STATED PROBLEM: Do not carry the pictures over; copy every other part of the entries exactly.

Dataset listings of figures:
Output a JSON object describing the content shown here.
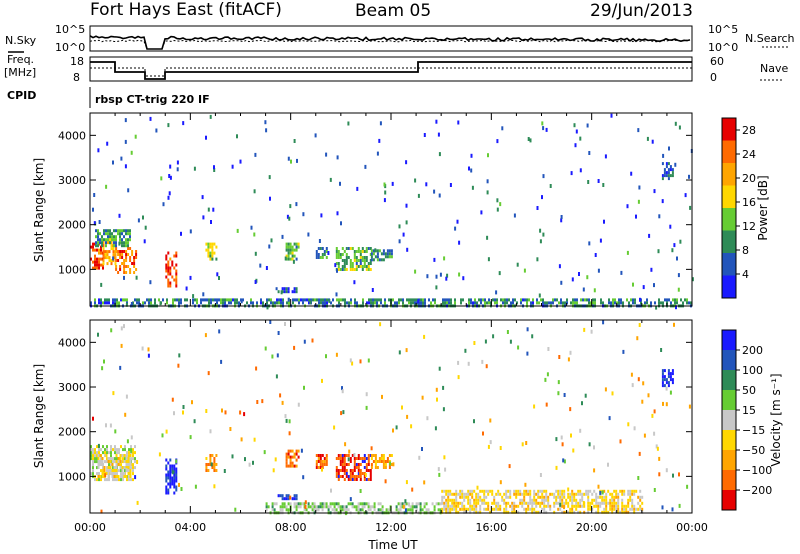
{
  "header": {
    "station": "Fort Hays East (fitACF)",
    "beam": "Beam 05",
    "date": "29/Jun/2013"
  },
  "strips": {
    "nsky_label": "N.Sky",
    "nsearch_label": "N.Search",
    "freq_label_1": "Freq.",
    "freq_label_2": "[MHz]",
    "nave_label": "Nave",
    "cpid_label": "CPID",
    "cpid_text": "rbsp CT-trig 220 IF",
    "noise_ticks_left": [
      "10^5",
      "10^0"
    ],
    "noise_ticks_right": [
      "10^5",
      "10^0"
    ],
    "freq_ticks_left": [
      "18",
      "8"
    ],
    "nave_ticks_right": [
      "60",
      "0"
    ]
  },
  "colors": {
    "power_scale": [
      "#1a1aff",
      "#2255bb",
      "#2e8b57",
      "#66cc33",
      "#ffd700",
      "#ffa500",
      "#ff6a00",
      "#e60000"
    ],
    "velocity_scale": [
      "#1a1aff",
      "#2255bb",
      "#2e8b57",
      "#66cc33",
      "#c8c8c8",
      "#ffd700",
      "#ffa500",
      "#ff6a00",
      "#e60000"
    ]
  },
  "chart_data": [
    {
      "type": "heatmap",
      "panel": "power",
      "ylabel": "Slant Range [km]",
      "xlim": [
        0,
        24
      ],
      "ylim": [
        180,
        4500
      ],
      "yticks": [
        1000,
        2000,
        3000,
        4000
      ],
      "colorbar": {
        "label": "Power [dB]",
        "ticks": [
          4,
          8,
          12,
          16,
          20,
          24,
          28
        ],
        "range": [
          0,
          30
        ]
      },
      "patches": [
        {
          "t0": 0.0,
          "t1": 0.5,
          "r0": 1000,
          "r1": 1600,
          "value": 26
        },
        {
          "t0": 0.5,
          "t1": 1.0,
          "r0": 1100,
          "r1": 1700,
          "value": 20
        },
        {
          "t0": 1.0,
          "t1": 1.8,
          "r0": 950,
          "r1": 1500,
          "value": 24
        },
        {
          "t0": 0.2,
          "t1": 1.6,
          "r0": 1500,
          "r1": 1900,
          "value": 10
        },
        {
          "t0": 3.0,
          "t1": 3.4,
          "r0": 600,
          "r1": 1400,
          "value": 26
        },
        {
          "t0": 4.6,
          "t1": 5.0,
          "r0": 1200,
          "r1": 1600,
          "value": 14
        },
        {
          "t0": 7.8,
          "t1": 8.3,
          "r0": 1200,
          "r1": 1600,
          "value": 12
        },
        {
          "t0": 9.0,
          "t1": 9.4,
          "r0": 1250,
          "r1": 1500,
          "value": 10
        },
        {
          "t0": 9.8,
          "t1": 11.2,
          "r0": 1000,
          "r1": 1500,
          "value": 12
        },
        {
          "t0": 11.2,
          "t1": 12.0,
          "r0": 1200,
          "r1": 1450,
          "value": 8
        },
        {
          "t0": 7.4,
          "t1": 8.2,
          "r0": 500,
          "r1": 600,
          "value": 6
        },
        {
          "t0": 22.8,
          "t1": 23.2,
          "r0": 3000,
          "r1": 3400,
          "value": 6
        },
        {
          "t0": 0.0,
          "t1": 24.0,
          "r0": 180,
          "r1": 350,
          "value": 8
        }
      ]
    },
    {
      "type": "heatmap",
      "panel": "velocity",
      "ylabel": "Slant Range [km]",
      "xlabel": "Time UT",
      "xlim": [
        0,
        24
      ],
      "ylim": [
        180,
        4500
      ],
      "yticks": [
        1000,
        2000,
        3000,
        4000
      ],
      "xticks": [
        "00:00",
        "04:00",
        "08:00",
        "12:00",
        "16:00",
        "20:00",
        "00:00"
      ],
      "colorbar": {
        "label": "Velocity [m s⁻¹]",
        "ticks": [
          "200",
          "100",
          "50",
          "15",
          "−15",
          "−50",
          "−100",
          "−200"
        ],
        "range": [
          -250,
          250
        ]
      },
      "patches": [
        {
          "t0": 0.0,
          "t1": 1.8,
          "r0": 900,
          "r1": 1700,
          "value": 0
        },
        {
          "t0": 0.3,
          "t1": 1.6,
          "r0": 1000,
          "r1": 1500,
          "value": -40
        },
        {
          "t0": 3.0,
          "t1": 3.4,
          "r0": 600,
          "r1": 1400,
          "value": 200
        },
        {
          "t0": 4.6,
          "t1": 5.0,
          "r0": 1100,
          "r1": 1500,
          "value": -120
        },
        {
          "t0": 7.8,
          "t1": 8.3,
          "r0": 1200,
          "r1": 1600,
          "value": -150
        },
        {
          "t0": 9.0,
          "t1": 9.4,
          "r0": 1200,
          "r1": 1500,
          "value": -160
        },
        {
          "t0": 9.8,
          "t1": 11.2,
          "r0": 950,
          "r1": 1500,
          "value": -200
        },
        {
          "t0": 11.2,
          "t1": 12.0,
          "r0": 1200,
          "r1": 1500,
          "value": -120
        },
        {
          "t0": 7.4,
          "t1": 8.2,
          "r0": 500,
          "r1": 600,
          "value": 200
        },
        {
          "t0": 22.8,
          "t1": 23.2,
          "r0": 3000,
          "r1": 3400,
          "value": 200
        },
        {
          "t0": 7.0,
          "t1": 14.0,
          "r0": 180,
          "r1": 420,
          "value": 40
        },
        {
          "t0": 14.0,
          "t1": 22.0,
          "r0": 180,
          "r1": 700,
          "value": -40
        }
      ]
    }
  ],
  "axes": {
    "xlabel": "Time UT",
    "xticks": [
      "00:00",
      "04:00",
      "08:00",
      "12:00",
      "16:00",
      "20:00",
      "00:00"
    ],
    "yticks": [
      "1000",
      "2000",
      "3000",
      "4000"
    ],
    "power_label": "Power [dB]",
    "velocity_label": "Velocity [m s⁻¹]",
    "slant_label": "Slant Range [km]"
  }
}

PROBLEM SOLUTION:
Output a JSON object describing the content shown here.
{
  "header": {
    "station": "Fort Hays East (fitACF)",
    "beam": "Beam 05",
    "date": "29/Jun/2013"
  },
  "strips": {
    "nsky_label": "N.Sky",
    "nsearch_label": "N.Search",
    "freq_label_1": "Freq.",
    "freq_label_2": "[MHz]",
    "nave_label": "Nave",
    "cpid_label": "CPID",
    "cpid_text": "rbsp CT-trig 220 IF",
    "noise_ticks_left": [
      "10^5",
      "10^0"
    ],
    "noise_ticks_right": [
      "10^5",
      "10^0"
    ],
    "freq_ticks_left": [
      "18",
      "8"
    ],
    "nave_ticks_right": [
      "60",
      "0"
    ]
  },
  "colors": {
    "power_scale": [
      "#1a1aff",
      "#2255bb",
      "#2e8b57",
      "#66cc33",
      "#ffd700",
      "#ffa500",
      "#ff6a00",
      "#e60000"
    ],
    "velocity_scale": [
      "#1a1aff",
      "#2255bb",
      "#2e8b57",
      "#66cc33",
      "#c8c8c8",
      "#ffd700",
      "#ffa500",
      "#ff6a00",
      "#e60000"
    ]
  },
  "chart_data": [
    {
      "type": "heatmap",
      "panel": "power",
      "ylabel": "Slant Range [km]",
      "xlim": [
        0,
        24
      ],
      "ylim": [
        180,
        4500
      ],
      "yticks": [
        1000,
        2000,
        3000,
        4000
      ],
      "colorbar": {
        "label": "Power [dB]",
        "ticks": [
          4,
          8,
          12,
          16,
          20,
          24,
          28
        ],
        "range": [
          0,
          30
        ]
      },
      "patches": [
        {
          "t0": 0.0,
          "t1": 0.5,
          "r0": 1000,
          "r1": 1600,
          "value": 26
        },
        {
          "t0": 0.5,
          "t1": 1.0,
          "r0": 1100,
          "r1": 1700,
          "value": 20
        },
        {
          "t0": 1.0,
          "t1": 1.8,
          "r0": 950,
          "r1": 1500,
          "value": 24
        },
        {
          "t0": 0.2,
          "t1": 1.6,
          "r0": 1500,
          "r1": 1900,
          "value": 10
        },
        {
          "t0": 3.0,
          "t1": 3.4,
          "r0": 600,
          "r1": 1400,
          "value": 26
        },
        {
          "t0": 4.6,
          "t1": 5.0,
          "r0": 1200,
          "r1": 1600,
          "value": 14
        },
        {
          "t0": 7.8,
          "t1": 8.3,
          "r0": 1200,
          "r1": 1600,
          "value": 12
        },
        {
          "t0": 9.0,
          "t1": 9.4,
          "r0": 1250,
          "r1": 1500,
          "value": 10
        },
        {
          "t0": 9.8,
          "t1": 11.2,
          "r0": 1000,
          "r1": 1500,
          "value": 12
        },
        {
          "t0": 11.2,
          "t1": 12.0,
          "r0": 1200,
          "r1": 1450,
          "value": 8
        },
        {
          "t0": 7.4,
          "t1": 8.2,
          "r0": 500,
          "r1": 600,
          "value": 6
        },
        {
          "t0": 22.8,
          "t1": 23.2,
          "r0": 3000,
          "r1": 3400,
          "value": 6
        },
        {
          "t0": 0.0,
          "t1": 24.0,
          "r0": 180,
          "r1": 350,
          "value": 8
        }
      ]
    },
    {
      "type": "heatmap",
      "panel": "velocity",
      "ylabel": "Slant Range [km]",
      "xlabel": "Time UT",
      "xlim": [
        0,
        24
      ],
      "ylim": [
        180,
        4500
      ],
      "yticks": [
        1000,
        2000,
        3000,
        4000
      ],
      "xticks": [
        "00:00",
        "04:00",
        "08:00",
        "12:00",
        "16:00",
        "20:00",
        "00:00"
      ],
      "colorbar": {
        "label": "Velocity [m s⁻¹]",
        "ticks": [
          "200",
          "100",
          "50",
          "15",
          "−15",
          "−50",
          "−100",
          "−200"
        ],
        "range": [
          -250,
          250
        ]
      },
      "patches": [
        {
          "t0": 0.0,
          "t1": 1.8,
          "r0": 900,
          "r1": 1700,
          "value": 0
        },
        {
          "t0": 0.3,
          "t1": 1.6,
          "r0": 1000,
          "r1": 1500,
          "value": -40
        },
        {
          "t0": 3.0,
          "t1": 3.4,
          "r0": 600,
          "r1": 1400,
          "value": 200
        },
        {
          "t0": 4.6,
          "t1": 5.0,
          "r0": 1100,
          "r1": 1500,
          "value": -120
        },
        {
          "t0": 7.8,
          "t1": 8.3,
          "r0": 1200,
          "r1": 1600,
          "value": -150
        },
        {
          "t0": 9.0,
          "t1": 9.4,
          "r0": 1200,
          "r1": 1500,
          "value": -160
        },
        {
          "t0": 9.8,
          "t1": 11.2,
          "r0": 950,
          "r1": 1500,
          "value": -200
        },
        {
          "t0": 11.2,
          "t1": 12.0,
          "r0": 1200,
          "r1": 1500,
          "value": -120
        },
        {
          "t0": 7.4,
          "t1": 8.2,
          "r0": 500,
          "r1": 600,
          "value": 200
        },
        {
          "t0": 22.8,
          "t1": 23.2,
          "r0": 3000,
          "r1": 3400,
          "value": 200
        },
        {
          "t0": 7.0,
          "t1": 14.0,
          "r0": 180,
          "r1": 420,
          "value": 40
        },
        {
          "t0": 14.0,
          "t1": 22.0,
          "r0": 180,
          "r1": 700,
          "value": -40
        }
      ]
    }
  ],
  "axes": {
    "xlabel": "Time UT",
    "xticks": [
      "00:00",
      "04:00",
      "08:00",
      "12:00",
      "16:00",
      "20:00",
      "00:00"
    ],
    "yticks": [
      "1000",
      "2000",
      "3000",
      "4000"
    ],
    "power_label": "Power [dB]",
    "velocity_label": "Velocity [m s⁻¹]",
    "slant_label": "Slant Range [km]"
  }
}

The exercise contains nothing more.